■ YOUR GOAL ■
Among the lines below, count those containing the word "Сребро". Give the number only.

____________

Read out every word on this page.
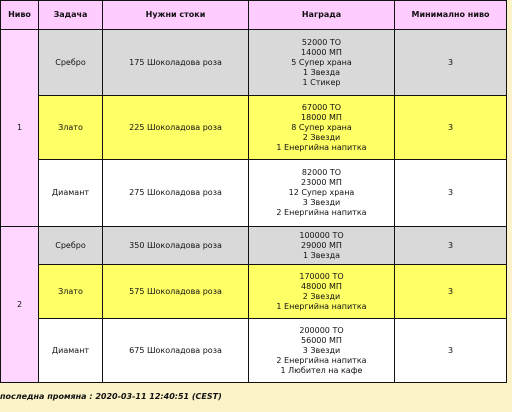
Ниво	Задача	Нужни стоки	Награда	Минимално ниво
1	Сребро	175 Шоколадова роза	52000 ТО
14000 МП
5 Супер храна
1 Звезда
1 Стикер	3
	Злато	225 Шоколадова роза	67000 ТО
18000 МП
8 Супер храна
2 Звезди
1 Енергийна напитка	3
	Диамант	275 Шоколадова роза	82000 ТО
23000 МП
12 Супер храна
3 Звезди
2 Енергийна напитка	3
2	Сребро	350 Шоколадова роза	100000 ТО
29000 МП
1 Звезда	3
	Злато	575 Шоколадова роза	170000 ТО
48000 МП
2 Звезди
1 Енергийна напитка	3
	Диамант	675 Шоколадова роза	200000 ТО
56000 МП
3 Звезди
2 Енергийна напитка
1 Любител на кафе	3
последна промяна : 2020-03-11 12:40:51 (CEST)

____________

■ RESPONSE ■
2